Problem requirements: Reply with one number only, the count of lines holding the string "Real".

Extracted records

-*-*-

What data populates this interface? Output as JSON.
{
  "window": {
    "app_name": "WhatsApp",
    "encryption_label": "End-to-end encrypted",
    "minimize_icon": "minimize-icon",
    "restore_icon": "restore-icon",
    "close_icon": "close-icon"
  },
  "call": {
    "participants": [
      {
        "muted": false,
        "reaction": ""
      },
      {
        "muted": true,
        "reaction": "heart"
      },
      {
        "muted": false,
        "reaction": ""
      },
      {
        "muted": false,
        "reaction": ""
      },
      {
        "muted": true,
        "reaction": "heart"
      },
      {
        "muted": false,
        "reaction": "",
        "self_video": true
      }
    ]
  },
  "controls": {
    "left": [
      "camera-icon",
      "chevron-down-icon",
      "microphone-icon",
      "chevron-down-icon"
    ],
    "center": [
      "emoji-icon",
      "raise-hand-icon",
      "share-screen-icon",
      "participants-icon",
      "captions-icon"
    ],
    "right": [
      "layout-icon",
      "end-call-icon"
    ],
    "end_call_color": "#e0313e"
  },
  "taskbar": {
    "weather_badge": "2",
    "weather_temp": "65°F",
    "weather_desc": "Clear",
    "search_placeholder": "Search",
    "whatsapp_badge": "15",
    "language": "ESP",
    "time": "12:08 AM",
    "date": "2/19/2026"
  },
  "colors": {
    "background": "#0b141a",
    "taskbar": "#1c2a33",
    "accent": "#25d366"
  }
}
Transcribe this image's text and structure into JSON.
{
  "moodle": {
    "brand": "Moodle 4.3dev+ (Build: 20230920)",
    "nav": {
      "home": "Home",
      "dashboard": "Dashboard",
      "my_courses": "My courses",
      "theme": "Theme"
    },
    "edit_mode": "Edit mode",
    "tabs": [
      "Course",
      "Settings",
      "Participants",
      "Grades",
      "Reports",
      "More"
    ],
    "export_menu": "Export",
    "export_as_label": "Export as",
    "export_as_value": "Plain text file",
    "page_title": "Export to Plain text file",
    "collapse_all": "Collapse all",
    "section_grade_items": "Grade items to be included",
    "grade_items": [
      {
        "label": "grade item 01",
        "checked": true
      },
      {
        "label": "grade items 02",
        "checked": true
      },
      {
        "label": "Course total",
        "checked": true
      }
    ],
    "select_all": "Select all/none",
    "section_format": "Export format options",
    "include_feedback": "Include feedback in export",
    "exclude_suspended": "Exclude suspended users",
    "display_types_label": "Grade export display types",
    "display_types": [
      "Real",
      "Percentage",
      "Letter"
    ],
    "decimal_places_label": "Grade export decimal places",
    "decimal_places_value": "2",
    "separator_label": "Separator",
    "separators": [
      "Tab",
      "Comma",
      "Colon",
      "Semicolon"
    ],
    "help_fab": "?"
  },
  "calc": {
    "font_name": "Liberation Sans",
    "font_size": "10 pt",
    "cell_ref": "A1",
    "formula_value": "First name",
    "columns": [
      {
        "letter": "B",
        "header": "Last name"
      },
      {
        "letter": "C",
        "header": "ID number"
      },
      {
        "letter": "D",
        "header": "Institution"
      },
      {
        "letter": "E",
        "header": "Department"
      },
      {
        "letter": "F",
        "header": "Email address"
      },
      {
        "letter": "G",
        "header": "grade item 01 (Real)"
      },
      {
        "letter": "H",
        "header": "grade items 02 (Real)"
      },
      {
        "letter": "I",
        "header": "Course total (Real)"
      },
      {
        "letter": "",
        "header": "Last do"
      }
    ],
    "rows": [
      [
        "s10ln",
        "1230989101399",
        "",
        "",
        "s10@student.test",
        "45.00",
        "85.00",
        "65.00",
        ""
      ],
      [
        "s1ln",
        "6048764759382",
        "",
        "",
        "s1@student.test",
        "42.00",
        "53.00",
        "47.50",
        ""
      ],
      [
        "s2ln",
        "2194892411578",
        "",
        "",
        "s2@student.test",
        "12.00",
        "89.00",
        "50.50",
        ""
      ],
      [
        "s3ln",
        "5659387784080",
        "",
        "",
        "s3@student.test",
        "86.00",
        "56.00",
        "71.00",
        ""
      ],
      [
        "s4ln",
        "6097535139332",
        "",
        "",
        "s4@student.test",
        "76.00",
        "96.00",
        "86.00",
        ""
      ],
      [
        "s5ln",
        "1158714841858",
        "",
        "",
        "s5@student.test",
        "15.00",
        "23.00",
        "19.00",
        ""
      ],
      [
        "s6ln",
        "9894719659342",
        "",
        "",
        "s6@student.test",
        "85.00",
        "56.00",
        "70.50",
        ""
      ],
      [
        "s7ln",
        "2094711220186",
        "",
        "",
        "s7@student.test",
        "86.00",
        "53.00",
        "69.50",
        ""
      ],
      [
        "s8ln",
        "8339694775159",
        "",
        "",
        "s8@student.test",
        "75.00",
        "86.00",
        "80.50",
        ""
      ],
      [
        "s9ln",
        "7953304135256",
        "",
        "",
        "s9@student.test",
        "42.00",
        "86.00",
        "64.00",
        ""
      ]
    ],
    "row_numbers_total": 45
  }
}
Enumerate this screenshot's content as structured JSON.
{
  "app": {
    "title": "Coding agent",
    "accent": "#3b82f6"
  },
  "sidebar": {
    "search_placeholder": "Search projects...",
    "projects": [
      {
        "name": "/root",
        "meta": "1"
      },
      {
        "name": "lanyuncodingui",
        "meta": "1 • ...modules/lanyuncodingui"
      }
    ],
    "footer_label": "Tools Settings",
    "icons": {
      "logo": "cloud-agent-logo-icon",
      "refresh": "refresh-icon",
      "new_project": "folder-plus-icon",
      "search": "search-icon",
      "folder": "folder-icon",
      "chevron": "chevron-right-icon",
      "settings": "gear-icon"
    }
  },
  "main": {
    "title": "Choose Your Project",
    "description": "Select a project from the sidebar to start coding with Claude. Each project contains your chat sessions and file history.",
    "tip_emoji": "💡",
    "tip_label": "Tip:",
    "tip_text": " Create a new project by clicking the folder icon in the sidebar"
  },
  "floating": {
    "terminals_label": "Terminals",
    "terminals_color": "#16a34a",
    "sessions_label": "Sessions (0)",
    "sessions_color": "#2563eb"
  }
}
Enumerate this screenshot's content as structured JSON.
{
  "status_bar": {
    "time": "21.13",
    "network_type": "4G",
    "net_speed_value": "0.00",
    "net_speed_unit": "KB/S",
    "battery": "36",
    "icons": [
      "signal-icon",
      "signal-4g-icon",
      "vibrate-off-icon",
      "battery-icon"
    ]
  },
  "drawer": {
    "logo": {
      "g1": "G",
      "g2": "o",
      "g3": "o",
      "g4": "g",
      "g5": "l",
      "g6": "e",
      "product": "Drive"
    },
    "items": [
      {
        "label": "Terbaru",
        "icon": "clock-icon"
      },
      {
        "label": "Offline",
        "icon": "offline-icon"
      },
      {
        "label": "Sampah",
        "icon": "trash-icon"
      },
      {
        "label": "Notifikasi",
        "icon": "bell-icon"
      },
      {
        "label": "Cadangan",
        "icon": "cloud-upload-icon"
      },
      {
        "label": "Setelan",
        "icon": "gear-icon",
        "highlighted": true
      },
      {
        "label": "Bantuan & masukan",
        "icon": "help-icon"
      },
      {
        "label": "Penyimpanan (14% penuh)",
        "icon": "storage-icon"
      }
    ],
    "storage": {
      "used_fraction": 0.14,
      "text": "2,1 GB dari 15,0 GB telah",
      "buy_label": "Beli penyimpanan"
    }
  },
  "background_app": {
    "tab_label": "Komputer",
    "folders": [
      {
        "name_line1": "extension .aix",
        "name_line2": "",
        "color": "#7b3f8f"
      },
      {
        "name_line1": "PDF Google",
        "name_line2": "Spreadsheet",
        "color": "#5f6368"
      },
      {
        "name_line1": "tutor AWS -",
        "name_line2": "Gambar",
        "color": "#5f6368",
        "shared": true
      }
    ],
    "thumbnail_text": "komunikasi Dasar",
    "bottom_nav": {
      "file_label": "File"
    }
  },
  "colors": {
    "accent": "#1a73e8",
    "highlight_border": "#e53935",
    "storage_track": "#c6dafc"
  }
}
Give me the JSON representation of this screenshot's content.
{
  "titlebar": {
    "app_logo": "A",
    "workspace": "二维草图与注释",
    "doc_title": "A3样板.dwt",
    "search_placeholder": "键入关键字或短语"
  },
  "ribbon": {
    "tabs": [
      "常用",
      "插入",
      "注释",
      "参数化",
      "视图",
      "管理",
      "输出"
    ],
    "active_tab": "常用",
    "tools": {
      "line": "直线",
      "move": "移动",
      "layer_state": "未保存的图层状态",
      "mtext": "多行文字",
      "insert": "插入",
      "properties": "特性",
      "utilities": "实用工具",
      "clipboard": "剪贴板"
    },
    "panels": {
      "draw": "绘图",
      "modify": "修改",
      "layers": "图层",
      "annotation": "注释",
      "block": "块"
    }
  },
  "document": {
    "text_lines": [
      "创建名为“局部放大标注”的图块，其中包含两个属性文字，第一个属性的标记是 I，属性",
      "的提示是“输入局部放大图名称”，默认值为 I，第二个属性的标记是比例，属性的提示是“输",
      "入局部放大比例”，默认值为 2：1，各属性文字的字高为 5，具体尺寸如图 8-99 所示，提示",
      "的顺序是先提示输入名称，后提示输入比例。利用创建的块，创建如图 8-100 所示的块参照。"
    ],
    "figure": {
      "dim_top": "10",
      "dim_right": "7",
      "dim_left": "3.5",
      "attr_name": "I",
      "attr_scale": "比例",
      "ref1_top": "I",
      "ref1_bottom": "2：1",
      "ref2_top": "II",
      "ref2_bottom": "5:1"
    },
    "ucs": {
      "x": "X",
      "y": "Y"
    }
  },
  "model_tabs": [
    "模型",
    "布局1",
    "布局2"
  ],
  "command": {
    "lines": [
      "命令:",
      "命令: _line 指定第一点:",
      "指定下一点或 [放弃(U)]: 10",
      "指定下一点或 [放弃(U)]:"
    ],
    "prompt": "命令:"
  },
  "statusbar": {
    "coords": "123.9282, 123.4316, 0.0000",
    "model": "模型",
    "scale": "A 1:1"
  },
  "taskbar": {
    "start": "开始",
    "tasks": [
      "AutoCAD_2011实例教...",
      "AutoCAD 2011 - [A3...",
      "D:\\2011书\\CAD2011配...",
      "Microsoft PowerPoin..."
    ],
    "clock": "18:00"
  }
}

-*-*-

Answer to the exercise: 4